### BRIEF
Copy every entry precisely.

### RAW DATA
§

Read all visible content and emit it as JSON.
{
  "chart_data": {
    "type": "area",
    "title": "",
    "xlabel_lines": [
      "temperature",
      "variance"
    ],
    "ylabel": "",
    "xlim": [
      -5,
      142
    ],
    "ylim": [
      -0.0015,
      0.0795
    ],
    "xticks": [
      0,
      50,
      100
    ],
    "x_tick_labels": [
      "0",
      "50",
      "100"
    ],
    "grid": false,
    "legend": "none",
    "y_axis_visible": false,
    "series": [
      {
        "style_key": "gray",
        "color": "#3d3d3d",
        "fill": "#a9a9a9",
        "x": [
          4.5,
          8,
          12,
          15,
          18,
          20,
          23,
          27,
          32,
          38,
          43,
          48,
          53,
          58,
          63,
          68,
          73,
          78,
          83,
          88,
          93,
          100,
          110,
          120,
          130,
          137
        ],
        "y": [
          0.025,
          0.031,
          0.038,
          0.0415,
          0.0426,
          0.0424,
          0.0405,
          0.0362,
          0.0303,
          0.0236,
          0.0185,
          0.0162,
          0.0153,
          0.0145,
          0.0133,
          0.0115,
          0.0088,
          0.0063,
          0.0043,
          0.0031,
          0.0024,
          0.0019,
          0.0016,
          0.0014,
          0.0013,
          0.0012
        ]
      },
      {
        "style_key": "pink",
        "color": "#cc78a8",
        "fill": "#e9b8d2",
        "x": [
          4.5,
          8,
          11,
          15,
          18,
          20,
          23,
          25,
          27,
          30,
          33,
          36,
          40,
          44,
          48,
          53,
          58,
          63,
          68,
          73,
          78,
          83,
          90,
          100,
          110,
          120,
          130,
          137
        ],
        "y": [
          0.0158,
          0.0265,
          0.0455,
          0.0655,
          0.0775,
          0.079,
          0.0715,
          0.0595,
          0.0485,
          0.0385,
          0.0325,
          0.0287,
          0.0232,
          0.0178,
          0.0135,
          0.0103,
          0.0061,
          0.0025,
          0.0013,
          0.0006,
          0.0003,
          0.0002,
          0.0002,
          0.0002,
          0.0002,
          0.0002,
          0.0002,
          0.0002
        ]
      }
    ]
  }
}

§

### CORRECT RESPONSE
Read all visible content and emit it as JSON.
{
  "chart_data": {
    "type": "area",
    "title": "",
    "xlabel_lines": [
      "temperature",
      "variance"
    ],
    "ylabel": "",
    "xlim": [
      -5,
      142
    ],
    "ylim": [
      -0.0015,
      0.0795
    ],
    "xticks": [
      0,
      50,
      100
    ],
    "x_tick_labels": [
      "0",
      "50",
      "100"
    ],
    "grid": false,
    "legend": "none",
    "y_axis_visible": false,
    "series": [
      {
        "style_key": "gray",
        "color": "#3d3d3d",
        "fill": "#a9a9a9",
        "x": [
          4.5,
          8,
          12,
          15,
          18,
          20,
          23,
          27,
          32,
          38,
          43,
          48,
          53,
          58,
          63,
          68,
          73,
          78,
          83,
          88,
          93,
          100,
          110,
          120,
          130,
          137
        ],
        "y": [
          0.025,
          0.031,
          0.038,
          0.0415,
          0.0426,
          0.0424,
          0.0405,
          0.0362,
          0.0303,
          0.0236,
          0.0185,
          0.0162,
          0.0153,
          0.0145,
          0.0133,
          0.0115,
          0.0088,
          0.0063,
          0.0043,
          0.0031,
          0.0024,
          0.0019,
          0.0016,
          0.0014,
          0.0013,
          0.0012
        ]
      },
      {
        "style_key": "pink",
        "color": "#cc78a8",
        "fill": "#e9b8d2",
        "x": [
          4.5,
          8,
          11,
          15,
          18,
          20,
          23,
          25,
          27,
          30,
          33,
          36,
          40,
          44,
          48,
          53,
          58,
          63,
          68,
          73,
          78,
          83,
          90,
          100,
          110,
          120,
          130,
          137
        ],
        "y": [
          0.0158,
          0.0265,
          0.0455,
          0.0655,
          0.0775,
          0.079,
          0.0715,
          0.0595,
          0.0485,
          0.0385,
          0.0325,
          0.0287,
          0.0232,
          0.0178,
          0.0135,
          0.0103,
          0.0061,
          0.0025,
          0.0013,
          0.0006,
          0.0003,
          0.0002,
          0.0002,
          0.0002,
          0.0002,
          0.0002,
          0.0002,
          0.0002
        ]
      }
    ]
  }
}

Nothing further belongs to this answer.